» **Provided data**
..........

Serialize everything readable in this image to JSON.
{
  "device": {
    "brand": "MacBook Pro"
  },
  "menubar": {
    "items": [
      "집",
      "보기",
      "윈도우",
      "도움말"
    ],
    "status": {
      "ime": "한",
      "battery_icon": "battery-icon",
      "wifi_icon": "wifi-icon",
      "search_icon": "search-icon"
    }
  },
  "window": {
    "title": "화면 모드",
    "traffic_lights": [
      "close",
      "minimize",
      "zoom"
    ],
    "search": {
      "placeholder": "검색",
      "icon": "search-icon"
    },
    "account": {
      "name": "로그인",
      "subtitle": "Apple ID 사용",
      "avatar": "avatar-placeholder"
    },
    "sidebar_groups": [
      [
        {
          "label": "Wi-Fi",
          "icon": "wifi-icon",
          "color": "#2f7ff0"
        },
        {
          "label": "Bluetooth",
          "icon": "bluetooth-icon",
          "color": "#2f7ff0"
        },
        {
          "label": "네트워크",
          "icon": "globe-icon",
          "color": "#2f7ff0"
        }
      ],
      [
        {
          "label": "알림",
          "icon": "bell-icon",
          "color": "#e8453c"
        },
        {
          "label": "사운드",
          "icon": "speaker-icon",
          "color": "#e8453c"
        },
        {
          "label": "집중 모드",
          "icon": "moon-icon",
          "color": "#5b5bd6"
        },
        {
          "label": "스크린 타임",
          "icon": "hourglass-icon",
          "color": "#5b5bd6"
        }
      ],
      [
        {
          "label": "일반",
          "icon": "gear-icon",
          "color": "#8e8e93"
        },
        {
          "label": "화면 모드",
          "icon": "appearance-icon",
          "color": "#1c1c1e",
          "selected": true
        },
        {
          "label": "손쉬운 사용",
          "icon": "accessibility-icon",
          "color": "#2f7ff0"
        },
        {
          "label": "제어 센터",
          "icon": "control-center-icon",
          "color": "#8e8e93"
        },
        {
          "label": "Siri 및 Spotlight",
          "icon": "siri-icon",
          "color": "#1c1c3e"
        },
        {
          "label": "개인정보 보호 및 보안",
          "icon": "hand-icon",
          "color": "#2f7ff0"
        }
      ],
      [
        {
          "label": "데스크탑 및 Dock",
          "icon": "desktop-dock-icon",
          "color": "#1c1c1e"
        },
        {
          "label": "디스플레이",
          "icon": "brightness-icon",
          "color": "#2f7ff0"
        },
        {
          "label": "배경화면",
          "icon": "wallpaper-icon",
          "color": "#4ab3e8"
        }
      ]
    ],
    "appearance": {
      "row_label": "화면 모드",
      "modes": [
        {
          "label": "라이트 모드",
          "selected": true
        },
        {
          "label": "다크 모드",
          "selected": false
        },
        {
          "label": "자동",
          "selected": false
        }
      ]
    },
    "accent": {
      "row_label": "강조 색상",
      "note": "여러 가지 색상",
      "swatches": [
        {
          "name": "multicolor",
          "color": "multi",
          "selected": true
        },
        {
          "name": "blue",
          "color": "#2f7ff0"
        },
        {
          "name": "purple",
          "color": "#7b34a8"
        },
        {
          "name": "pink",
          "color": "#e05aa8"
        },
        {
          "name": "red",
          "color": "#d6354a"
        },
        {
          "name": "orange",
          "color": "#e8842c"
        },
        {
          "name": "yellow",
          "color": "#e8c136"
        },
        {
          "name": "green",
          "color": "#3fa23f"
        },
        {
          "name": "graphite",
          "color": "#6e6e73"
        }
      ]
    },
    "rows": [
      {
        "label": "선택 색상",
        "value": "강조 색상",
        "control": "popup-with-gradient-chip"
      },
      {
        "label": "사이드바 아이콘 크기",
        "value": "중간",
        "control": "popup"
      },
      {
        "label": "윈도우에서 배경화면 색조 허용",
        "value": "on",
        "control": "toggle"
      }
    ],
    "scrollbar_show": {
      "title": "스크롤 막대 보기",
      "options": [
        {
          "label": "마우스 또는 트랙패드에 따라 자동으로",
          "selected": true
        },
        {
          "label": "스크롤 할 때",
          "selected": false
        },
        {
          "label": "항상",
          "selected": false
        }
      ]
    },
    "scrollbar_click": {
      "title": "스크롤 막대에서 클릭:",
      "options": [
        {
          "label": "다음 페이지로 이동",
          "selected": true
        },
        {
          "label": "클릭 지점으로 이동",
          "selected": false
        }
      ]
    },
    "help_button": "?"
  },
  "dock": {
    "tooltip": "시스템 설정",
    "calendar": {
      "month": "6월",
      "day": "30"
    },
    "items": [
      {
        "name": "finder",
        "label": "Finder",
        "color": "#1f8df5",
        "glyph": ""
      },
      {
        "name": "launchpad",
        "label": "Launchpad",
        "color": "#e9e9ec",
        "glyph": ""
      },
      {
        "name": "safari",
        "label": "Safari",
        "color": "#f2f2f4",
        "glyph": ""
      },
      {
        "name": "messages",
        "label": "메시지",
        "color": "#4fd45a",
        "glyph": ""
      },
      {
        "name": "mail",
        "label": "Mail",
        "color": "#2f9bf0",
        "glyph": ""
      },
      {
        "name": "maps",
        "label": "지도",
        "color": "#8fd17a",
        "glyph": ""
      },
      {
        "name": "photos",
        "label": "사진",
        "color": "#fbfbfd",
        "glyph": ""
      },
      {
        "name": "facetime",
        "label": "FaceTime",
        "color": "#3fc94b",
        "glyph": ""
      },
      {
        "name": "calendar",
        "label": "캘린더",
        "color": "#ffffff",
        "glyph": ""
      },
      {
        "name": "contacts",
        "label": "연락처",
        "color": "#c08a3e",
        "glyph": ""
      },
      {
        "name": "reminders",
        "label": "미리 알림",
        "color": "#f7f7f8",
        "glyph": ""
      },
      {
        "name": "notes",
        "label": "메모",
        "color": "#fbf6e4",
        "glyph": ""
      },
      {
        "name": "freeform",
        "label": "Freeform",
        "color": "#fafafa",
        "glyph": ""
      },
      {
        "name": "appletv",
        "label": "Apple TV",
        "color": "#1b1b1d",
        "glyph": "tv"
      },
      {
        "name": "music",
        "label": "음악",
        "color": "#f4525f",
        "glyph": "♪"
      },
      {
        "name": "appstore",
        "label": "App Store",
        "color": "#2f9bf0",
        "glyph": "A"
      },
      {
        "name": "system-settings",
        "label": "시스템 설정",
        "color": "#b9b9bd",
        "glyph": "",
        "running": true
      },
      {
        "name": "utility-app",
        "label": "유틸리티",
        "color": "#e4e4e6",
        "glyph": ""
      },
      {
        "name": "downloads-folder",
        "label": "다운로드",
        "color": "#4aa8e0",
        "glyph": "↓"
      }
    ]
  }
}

..........

» **Description of the task**
Scan the listing above for the word "popup" and copy every line that holds it.

» **Answer to the exercise**
        "control": "popup-with-gradient-chip"
        "control": "popup"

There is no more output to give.